» **WHAT TO PRODUCE**:
All lines holding the string "Lagrime" are to be shown.

Saved entries:
•••

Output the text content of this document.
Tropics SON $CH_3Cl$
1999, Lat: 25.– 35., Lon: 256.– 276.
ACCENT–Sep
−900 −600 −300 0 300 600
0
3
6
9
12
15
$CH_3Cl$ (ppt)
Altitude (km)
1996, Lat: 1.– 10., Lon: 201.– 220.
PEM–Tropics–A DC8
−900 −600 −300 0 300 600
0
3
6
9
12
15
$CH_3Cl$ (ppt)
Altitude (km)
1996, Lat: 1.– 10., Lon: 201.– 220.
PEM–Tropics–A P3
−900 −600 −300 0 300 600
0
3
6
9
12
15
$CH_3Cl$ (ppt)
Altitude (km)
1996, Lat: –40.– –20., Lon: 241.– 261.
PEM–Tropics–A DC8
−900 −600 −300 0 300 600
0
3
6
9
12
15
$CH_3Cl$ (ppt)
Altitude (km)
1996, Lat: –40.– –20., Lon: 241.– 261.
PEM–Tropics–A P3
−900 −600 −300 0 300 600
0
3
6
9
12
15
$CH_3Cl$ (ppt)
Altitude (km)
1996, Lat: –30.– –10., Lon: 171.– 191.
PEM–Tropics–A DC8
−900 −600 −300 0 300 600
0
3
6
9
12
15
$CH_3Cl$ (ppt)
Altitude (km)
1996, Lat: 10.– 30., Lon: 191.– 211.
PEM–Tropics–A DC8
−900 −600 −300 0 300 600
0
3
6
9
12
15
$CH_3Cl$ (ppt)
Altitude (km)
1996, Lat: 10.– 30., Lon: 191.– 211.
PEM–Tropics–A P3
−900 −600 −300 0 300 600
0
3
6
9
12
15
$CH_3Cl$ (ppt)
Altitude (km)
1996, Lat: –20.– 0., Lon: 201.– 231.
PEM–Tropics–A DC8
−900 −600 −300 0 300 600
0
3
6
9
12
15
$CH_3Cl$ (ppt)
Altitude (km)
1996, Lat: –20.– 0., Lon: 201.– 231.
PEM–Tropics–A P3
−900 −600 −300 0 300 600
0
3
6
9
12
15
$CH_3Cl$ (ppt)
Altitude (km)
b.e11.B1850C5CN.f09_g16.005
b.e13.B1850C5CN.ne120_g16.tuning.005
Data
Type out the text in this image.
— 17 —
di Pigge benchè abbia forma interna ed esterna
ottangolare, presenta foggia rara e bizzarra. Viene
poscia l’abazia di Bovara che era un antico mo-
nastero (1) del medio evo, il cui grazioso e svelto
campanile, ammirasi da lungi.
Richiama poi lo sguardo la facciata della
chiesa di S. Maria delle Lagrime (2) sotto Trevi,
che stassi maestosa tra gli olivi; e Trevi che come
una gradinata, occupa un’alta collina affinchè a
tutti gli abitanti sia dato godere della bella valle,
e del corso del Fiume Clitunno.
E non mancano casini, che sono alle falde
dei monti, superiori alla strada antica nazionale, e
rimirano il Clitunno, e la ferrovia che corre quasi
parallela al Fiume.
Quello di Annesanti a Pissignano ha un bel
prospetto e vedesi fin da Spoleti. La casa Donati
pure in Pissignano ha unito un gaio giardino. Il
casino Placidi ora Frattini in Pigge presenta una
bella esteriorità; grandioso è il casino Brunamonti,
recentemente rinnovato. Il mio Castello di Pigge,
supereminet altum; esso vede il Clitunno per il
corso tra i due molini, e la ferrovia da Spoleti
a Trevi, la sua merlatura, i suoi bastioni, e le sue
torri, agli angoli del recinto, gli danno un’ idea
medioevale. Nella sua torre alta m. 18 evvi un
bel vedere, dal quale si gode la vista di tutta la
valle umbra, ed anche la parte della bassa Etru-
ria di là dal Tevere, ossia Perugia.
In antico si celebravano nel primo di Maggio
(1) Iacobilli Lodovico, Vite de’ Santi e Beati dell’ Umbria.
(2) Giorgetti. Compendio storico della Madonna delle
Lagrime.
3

•••

» **FULL ANSWER**:
chiesa di S. Maria delle Lagrime (2) sotto Trevi,
Lagrime.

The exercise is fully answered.